And whether toiling with the measurer in the vessel's hold, or chafing with him in the somberness of the custom house, sharing now his relief from distasteful tasks and now his dreams for a happier day, the reader feels the spirit of the past. And above all the shadowy ghostliness of the threescore years seems to come the perfume of the apple blossoms that fell around the Wayside, with the gentle graciousness of a time well known to all, when youth and love and hope are young.
Roswell Field.
TO MISS PEABODY
Wednesday Afternoon, March 6th, 1839
My dearest Sophie:
I had a parting glimpse of you, Monday forenoon, at your window—and that image abides by me, looking pale, and not so quiet as is your wont. I have reproached myself many times since, because I did not show my face, and then we should both have smiled; and so our reminiscences would have been sunny instead of shadowy. But I believe I was so intent on seeing you, that I forgot all about the desirableness of being myself seen. Perhaps, after all, you did see me—at least you knew that I was there. I fear that you were not quite well that morning. Do grow better and better—physically, I mean, for I protest against any spiritual improvement, until I am better able to keep pace with you—but do be strong, and full of life—earthly life—and let there be a glow in your cheeks. And sleep soundly the whole night long, and get up every morning with a feeling as if you were newly created; and I pray you to lay up a stock of fresh energy every day till we meet again; so that we may walk miles and miles, without your once needing to lean upon my arm. Not but what you shall lean upon it, as much as you choose—indeed, whether you choose or not—but I would feel as if you did it to lighten my footsteps, not to support your own. Am I requiring you to work a miracle within yourself? Perhaps so—yet, not a greater one than I do really believe might be wrought by inward faith and outward aids. Try it, my Dove, and be as lightsome on earth as your sister doves are in the air.

DATASET EXCERPTS:
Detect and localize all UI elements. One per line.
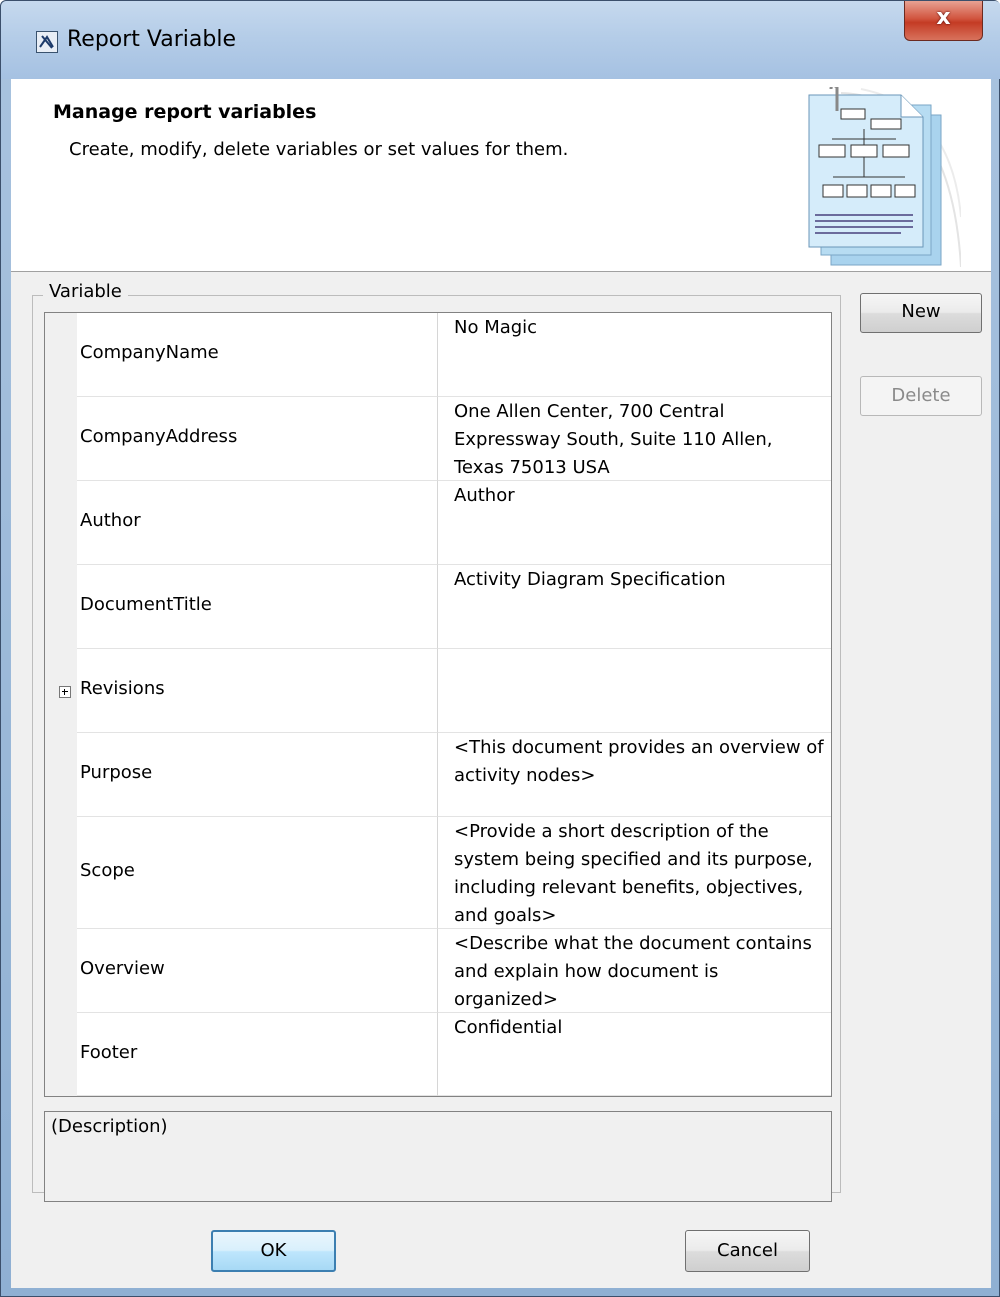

--

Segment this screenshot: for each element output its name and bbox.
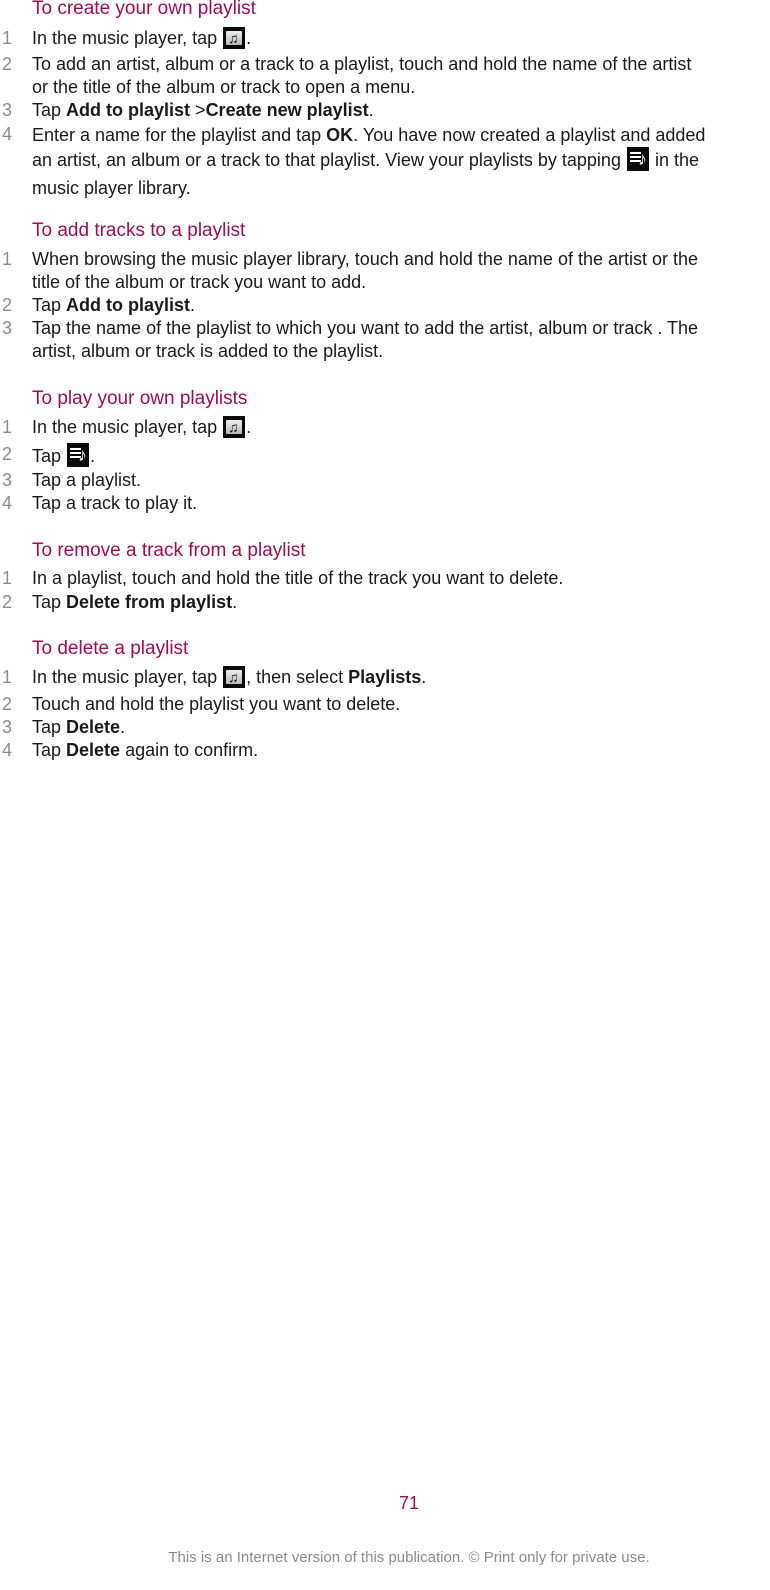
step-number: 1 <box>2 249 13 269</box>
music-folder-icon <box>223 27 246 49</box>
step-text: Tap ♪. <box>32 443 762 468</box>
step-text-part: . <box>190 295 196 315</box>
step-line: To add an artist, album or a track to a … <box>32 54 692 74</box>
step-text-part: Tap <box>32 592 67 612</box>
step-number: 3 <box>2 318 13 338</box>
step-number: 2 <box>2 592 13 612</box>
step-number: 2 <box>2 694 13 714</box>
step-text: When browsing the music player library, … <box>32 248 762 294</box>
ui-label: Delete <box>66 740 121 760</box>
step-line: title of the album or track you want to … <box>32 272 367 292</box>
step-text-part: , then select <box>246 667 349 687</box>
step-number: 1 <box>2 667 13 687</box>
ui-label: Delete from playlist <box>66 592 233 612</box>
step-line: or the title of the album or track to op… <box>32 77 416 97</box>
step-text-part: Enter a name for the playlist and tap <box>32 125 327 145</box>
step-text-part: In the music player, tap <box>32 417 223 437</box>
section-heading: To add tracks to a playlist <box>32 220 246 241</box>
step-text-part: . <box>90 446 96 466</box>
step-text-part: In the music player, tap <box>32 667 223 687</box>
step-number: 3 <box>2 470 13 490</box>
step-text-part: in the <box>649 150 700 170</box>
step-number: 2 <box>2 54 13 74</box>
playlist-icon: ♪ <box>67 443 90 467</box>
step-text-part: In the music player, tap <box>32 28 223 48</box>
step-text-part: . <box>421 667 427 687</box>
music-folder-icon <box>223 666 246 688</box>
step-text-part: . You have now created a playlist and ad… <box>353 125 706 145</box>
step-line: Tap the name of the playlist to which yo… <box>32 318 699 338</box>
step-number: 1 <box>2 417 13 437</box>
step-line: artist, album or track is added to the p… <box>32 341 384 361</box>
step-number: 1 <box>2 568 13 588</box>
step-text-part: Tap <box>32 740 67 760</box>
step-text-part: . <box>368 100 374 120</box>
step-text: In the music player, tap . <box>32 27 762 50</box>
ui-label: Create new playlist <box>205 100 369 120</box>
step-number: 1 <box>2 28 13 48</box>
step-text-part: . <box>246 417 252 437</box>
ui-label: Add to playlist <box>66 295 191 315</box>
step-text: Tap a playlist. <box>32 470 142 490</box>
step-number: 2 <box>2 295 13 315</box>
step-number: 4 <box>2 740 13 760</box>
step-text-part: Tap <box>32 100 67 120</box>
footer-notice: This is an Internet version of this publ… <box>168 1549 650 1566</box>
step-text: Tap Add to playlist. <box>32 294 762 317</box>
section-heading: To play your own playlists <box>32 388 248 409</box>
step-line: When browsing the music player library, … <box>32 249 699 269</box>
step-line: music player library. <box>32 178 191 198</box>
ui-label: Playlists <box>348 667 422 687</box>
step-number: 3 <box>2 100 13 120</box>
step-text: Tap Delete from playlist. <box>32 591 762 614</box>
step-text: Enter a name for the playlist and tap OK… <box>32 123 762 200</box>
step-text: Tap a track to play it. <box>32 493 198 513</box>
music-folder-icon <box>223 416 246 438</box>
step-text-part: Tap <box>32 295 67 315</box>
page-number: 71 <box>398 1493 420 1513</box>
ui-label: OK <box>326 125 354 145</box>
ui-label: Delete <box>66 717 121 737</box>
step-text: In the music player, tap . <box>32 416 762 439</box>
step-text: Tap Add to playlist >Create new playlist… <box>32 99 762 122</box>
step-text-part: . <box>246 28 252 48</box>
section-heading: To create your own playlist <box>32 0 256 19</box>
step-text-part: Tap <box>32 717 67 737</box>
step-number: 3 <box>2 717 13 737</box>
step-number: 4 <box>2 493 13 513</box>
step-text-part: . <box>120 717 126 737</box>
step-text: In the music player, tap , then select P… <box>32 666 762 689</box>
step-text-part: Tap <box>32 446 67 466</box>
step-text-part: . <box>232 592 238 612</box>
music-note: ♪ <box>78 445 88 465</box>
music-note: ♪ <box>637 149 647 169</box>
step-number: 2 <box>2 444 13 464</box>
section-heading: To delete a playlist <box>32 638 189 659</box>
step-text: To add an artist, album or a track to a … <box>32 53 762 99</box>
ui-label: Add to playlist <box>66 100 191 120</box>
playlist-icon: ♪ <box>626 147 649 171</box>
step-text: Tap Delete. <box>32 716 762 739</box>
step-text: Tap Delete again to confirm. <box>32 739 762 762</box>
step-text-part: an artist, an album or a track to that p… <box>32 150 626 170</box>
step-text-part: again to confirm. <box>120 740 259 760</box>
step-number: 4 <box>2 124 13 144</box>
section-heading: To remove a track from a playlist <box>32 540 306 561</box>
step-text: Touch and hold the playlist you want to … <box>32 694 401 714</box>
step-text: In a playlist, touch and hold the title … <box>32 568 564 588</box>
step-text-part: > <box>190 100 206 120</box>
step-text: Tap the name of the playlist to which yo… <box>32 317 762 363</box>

BRIEF:
Could you write what comes next in the letter to Miss Peabody, beginning right after its final sentence? The data has no connection to the letter to Miss Peabody.

EXERCISE ANSWER:
Tomorrow I shall expect a letter from you; but I am almost in doubt whether to tell you that I expect it; because then your conscience will reproach you, if you should happen not to have written. I would leave you as free as you leave me. But I do wonder whether you were serious in your last letter, when you asked me whether you wrote too often, and seemed to think that you might thus interfere with my occupations. My dear Sophie, your letters are no small portion of my spiritual food, and help to keep my soul alive, when otherwise it might languish unto death, or else become hardened and earth-incrusted, as seems to be the case with almost all the souls with whom I am in daily intercourse. They never interfere with my worldly business—neither the reading nor the answering them—(I am speaking of your letters, not of those "earth-incrusted" souls)—for I keep them to be the treasure of my still and secret hours, such hours as pious people spend in prayer; and the communion which my spirit then holds with yours has something of religion in it. The charm of your letters does not depend upon their intellectual value, though that is great, but on the spirit of which they are the utterance, and which is a spirit of wonderful efficacy. No one, whom you would deem worthy of your friendship, could enjoy so large a share of it as I do, without feeling the influence of your character throughout his own—purifying his aims and desires, enabling him to realise that this is a truer world than the feverish one around us, and teaching him how to gain daily entrance into that better world. Such, so far as I have been able to profit by it, has been your ministration to me. Did you dream what an angelic guardianship was entrusted to you?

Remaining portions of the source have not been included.